┌────────

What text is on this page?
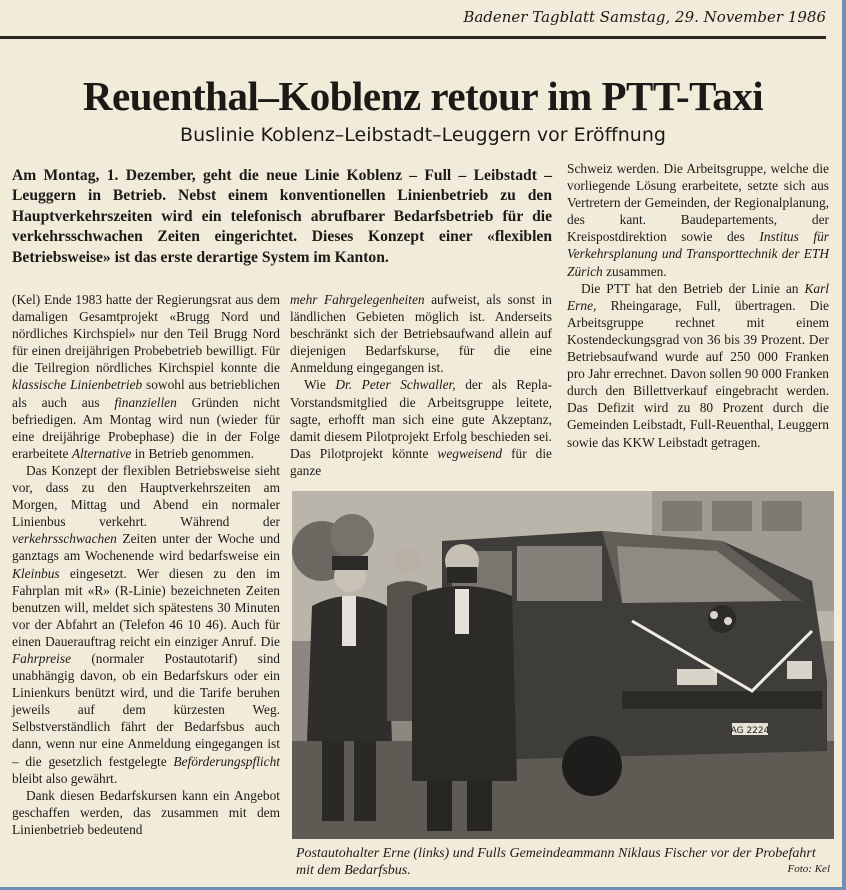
Badener Tagblatt Samstag, 29. November 1986
Reuenthal–Koblenz retour im PTT-Taxi
Buslinie Koblenz–Leibstadt–Leuggern vor Eröffnung
Am Montag, 1. Dezember, geht die neue Linie Koblenz – Full – Leibstadt – Leuggern in Betrieb. Nebst einem konventionellen Linienbetrieb zu den Hauptverkehrszeiten wird ein telefonisch abrufbarer Bedarfsbetrieb für die verkehrsschwachen Zeiten eingerichtet. Dieses Konzept einer «flexiblen Betriebsweise» ist das erste derartige System im Kanton.

(Kel) Ende 1983 hatte der Regierungsrat aus dem damaligen Gesamtprojekt «Brugg Nord und nördliches Kirchspiel» nur den Teil Brugg Nord für einen dreijährigen Probebetrieb bewilligt. Für die Teilregion nördliches Kirchspiel konnte die klassische Linienbetrieb sowohl aus betrieblichen als auch aus finanziellen Gründen nicht befriedigen. Am Montag wird nun (wieder für eine dreijährige Probephase) die in der Folge erarbeitete Alternative in Betrieb genommen.

Das Konzept der flexiblen Betriebsweise sieht vor, dass zu den Hauptverkehrszeiten am Morgen, Mittag und Abend ein normaler Linienbus verkehrt. Während der verkehrsschwachen Zeiten unter der Woche und ganztags am Wochenende wird bedarfsweise ein Kleinbus eingesetzt. Wer diesen zu den im Fahrplan mit «R» (R-Linie) bezeichneten Zeiten benutzen will, meldet sich spätestens 30 Minuten vor der Abfahrt an (Telefon 46 10 46). Auch für einen Dauerauftrag reicht ein einziger Anruf. Die Fahrpreise (normaler Postautotarif) sind unabhängig davon, ob ein Bedarfskurs oder ein Linienkurs benützt wird, und die Tarife beruhen jeweils auf dem kürzesten Weg. Selbstverständlich fährt der Bedarfsbus auch dann, wenn nur eine Anmeldung eingegangen ist – die gesetzlich festgelegte Beförderungspflicht bleibt also gewährt.

Dank diesen Bedarfskursen kann ein Angebot geschaffen werden, das zusammen mit dem Linienbetrieb bedeutend

mehr Fahrgelegenheiten aufweist, als sonst in ländlichen Gebieten möglich ist. Anderseits beschränkt sich der Betriebsaufwand allein auf diejenigen Bedarfskurse, für die eine Anmeldung eingegangen ist.

Wie Dr. Peter Schwaller, der als Repla-Vorstandsmitglied die Arbeitsgruppe leitete, sagte, erhofft man sich eine gute Akzeptanz, damit diesem Pilotprojekt Erfolg beschieden sei. Das Pilotprojekt könnte wegweisend für die ganze

Schweiz werden. Die Arbeitsgruppe, welche die vorliegende Lösung erarbeitete, setzte sich aus Vertretern der Gemeinden, der Regionalplanung, des kant. Baudepartements, der Kreispostdirektion sowie des Institus für Verkehrsplanung und Transporttechnik der ETH Zürich zusammen.

Die PTT hat den Betrieb der Linie an Karl Erne, Rheingarage, Full, übertragen. Die Arbeitsgruppe rechnet mit einem Kostendeckungsgrad von 36 bis 39 Prozent. Der Betriebsaufwand wurde auf 250 000 Franken pro Jahr errechnet. Davon sollen 90 000 Franken durch den Billettverkauf eingebracht werden. Das Defizit wird zu 80 Prozent durch die Gemeinden Leibstadt, Full-Reuenthal, Leuggern sowie das KKW Leibstadt getragen.

AG 2224
Postautohalter Erne (links) und Fulls Gemeindeammann Niklaus Fischer vor der Probefahrt mit dem Bedarfsbus.	Foto: Kel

└────────

ASSIGNMENT: With the pictures excluded, restate the material exactly as it stands.

ANSWER FOR THIS EXERCISE:
What text is on this page?
Badener Tagblatt Samstag, 29. November 1986
Reuenthal–Koblenz retour im PTT-Taxi
Buslinie Koblenz–Leibstadt–Leuggern vor Eröffnung
Am Montag, 1. Dezember, geht die neue Linie Koblenz – Full – Leibstadt – Leuggern in Betrieb. Nebst einem konventionellen Linienbetrieb zu den Hauptverkehrszeiten wird ein telefonisch abrufbarer Bedarfsbetrieb für die verkehrsschwachen Zeiten eingerichtet. Dieses Konzept einer «flexiblen Betriebsweise» ist das erste derartige System im Kanton.

(Kel) Ende 1983 hatte der Regierungsrat aus dem damaligen Gesamtprojekt «Brugg Nord und nördliches Kirchspiel» nur den Teil Brugg Nord für einen dreijährigen Probebetrieb bewilligt. Für die Teilregion nördliches Kirchspiel konnte die klassische Linienbetrieb sowohl aus betrieblichen als auch aus finanziellen Gründen nicht befriedigen. Am Montag wird nun (wieder für eine dreijährige Probephase) die in der Folge erarbeitete Alternative in Betrieb genommen.

Das Konzept der flexiblen Betriebsweise sieht vor, dass zu den Hauptverkehrszeiten am Morgen, Mittag und Abend ein normaler Linienbus verkehrt. Während der verkehrsschwachen Zeiten unter der Woche und ganztags am Wochenende wird bedarfsweise ein Kleinbus eingesetzt. Wer diesen zu den im Fahrplan mit «R» (R-Linie) bezeichneten Zeiten benutzen will, meldet sich spätestens 30 Minuten vor der Abfahrt an (Telefon 46 10 46). Auch für einen Dauerauftrag reicht ein einziger Anruf. Die Fahrpreise (normaler Postautotarif) sind unabhängig davon, ob ein Bedarfskurs oder ein Linienkurs benützt wird, und die Tarife beruhen jeweils auf dem kürzesten Weg. Selbstverständlich fährt der Bedarfsbus auch dann, wenn nur eine Anmeldung eingegangen ist – die gesetzlich festgelegte Beförderungspflicht bleibt also gewährt.

Dank diesen Bedarfskursen kann ein Angebot geschaffen werden, das zusammen mit dem Linienbetrieb bedeutend

mehr Fahrgelegenheiten aufweist, als sonst in ländlichen Gebieten möglich ist. Anderseits beschränkt sich der Betriebsaufwand allein auf diejenigen Bedarfskurse, für die eine Anmeldung eingegangen ist.

Wie Dr. Peter Schwaller, der als Repla-Vorstandsmitglied die Arbeitsgruppe leitete, sagte, erhofft man sich eine gute Akzeptanz, damit diesem Pilotprojekt Erfolg beschieden sei. Das Pilotprojekt könnte wegweisend für die ganze

Schweiz werden. Die Arbeitsgruppe, welche die vorliegende Lösung erarbeitete, setzte sich aus Vertretern der Gemeinden, der Regionalplanung, des kant. Baudepartements, der Kreispostdirektion sowie des Institus für Verkehrsplanung und Transporttechnik der ETH Zürich zusammen.

Die PTT hat den Betrieb der Linie an Karl Erne, Rheingarage, Full, übertragen. Die Arbeitsgruppe rechnet mit einem Kostendeckungsgrad von 36 bis 39 Prozent. Der Betriebsaufwand wurde auf 250 000 Franken pro Jahr errechnet. Davon sollen 90 000 Franken durch den Billettverkauf eingebracht werden. Das Defizit wird zu 80 Prozent durch die Gemeinden Leibstadt, Full-Reuenthal, Leuggern sowie das KKW Leibstadt getragen.

AG 2224
Postautohalter Erne (links) und Fulls Gemeindeammann Niklaus Fischer vor der Probefahrt mit dem Bedarfsbus.	Foto: Kel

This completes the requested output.